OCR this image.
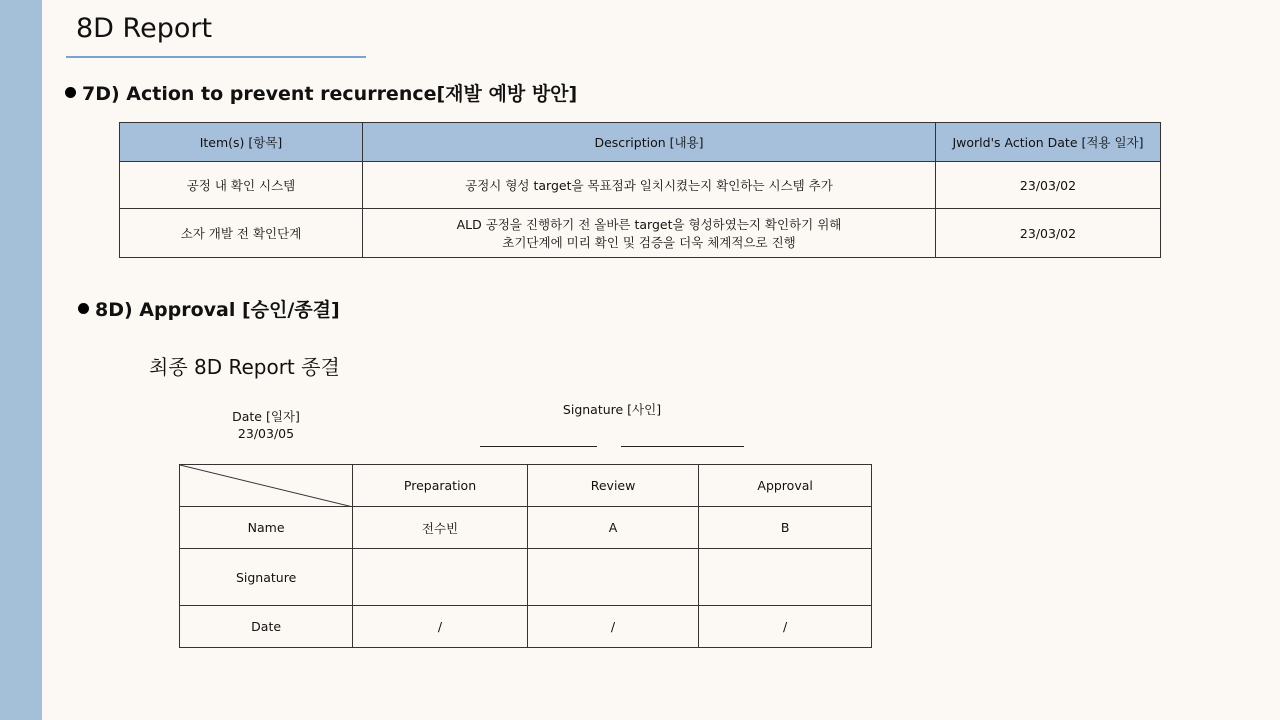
8D Report
7D) Action to prevent recurrence[재발 예방 방안]
Item(s) [항목]	Description [내용]	Jworld's Action Date [적용 일자]
공정 내 확인 시스템	공정시 형성 target을 목표점과 일치시켰는지 확인하는 시스템 추가	23/03/02
소자 개발 전 확인단계	ALD 공정을 진행하기 전 올바른 target을 형성하였는지 확인하기 위해
초기단계에 미리 확인 및 검증을 더욱 체계적으로 진행	23/03/02
8D) Approval [승인/종결]
최종 8D Report 종결
Date [일자]
23/03/05
Signature [사인]
	Preparation	Review	Approval
Name	전수빈	A	B
Signature			
Date	/	/	/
_ _ _ _ _
SHORT TASK: Above are some records. Report the number of their lines that include "Action", and add nothing else.

EXERCISE ANSWER: 2